■ **GIVEN INSTRUCTION**:
Gather the lines that hold the string "利用计算机信息技术搞".

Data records
-*-*-
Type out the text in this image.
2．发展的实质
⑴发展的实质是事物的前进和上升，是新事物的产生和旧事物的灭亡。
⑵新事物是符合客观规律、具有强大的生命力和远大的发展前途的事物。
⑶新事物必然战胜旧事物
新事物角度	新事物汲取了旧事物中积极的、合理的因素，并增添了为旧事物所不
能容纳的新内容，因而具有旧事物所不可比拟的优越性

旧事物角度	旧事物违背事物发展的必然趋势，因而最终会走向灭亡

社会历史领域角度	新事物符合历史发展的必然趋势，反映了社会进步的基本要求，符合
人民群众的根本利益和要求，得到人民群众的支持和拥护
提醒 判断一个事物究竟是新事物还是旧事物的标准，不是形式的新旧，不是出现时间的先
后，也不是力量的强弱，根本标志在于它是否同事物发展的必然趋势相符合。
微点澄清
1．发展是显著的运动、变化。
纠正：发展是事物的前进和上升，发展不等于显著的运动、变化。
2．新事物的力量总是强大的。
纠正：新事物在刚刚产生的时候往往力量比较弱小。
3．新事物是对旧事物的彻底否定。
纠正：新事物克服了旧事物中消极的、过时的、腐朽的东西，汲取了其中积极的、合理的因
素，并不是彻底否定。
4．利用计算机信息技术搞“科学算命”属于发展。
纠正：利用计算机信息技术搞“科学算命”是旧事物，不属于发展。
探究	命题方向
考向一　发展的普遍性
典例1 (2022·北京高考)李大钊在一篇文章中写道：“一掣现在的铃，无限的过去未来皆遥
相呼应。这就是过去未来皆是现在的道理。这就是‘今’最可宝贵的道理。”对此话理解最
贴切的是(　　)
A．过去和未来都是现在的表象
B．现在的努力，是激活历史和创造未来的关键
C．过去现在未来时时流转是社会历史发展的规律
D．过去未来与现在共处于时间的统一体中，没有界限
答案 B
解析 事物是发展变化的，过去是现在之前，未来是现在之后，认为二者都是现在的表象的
-*-*-
■ **EXERCISE OUTPUT**:
4．利用计算机信息技术搞“科学算命”属于发展。
纠正：利用计算机信息技术搞“科学算命”是旧事物，不属于发展。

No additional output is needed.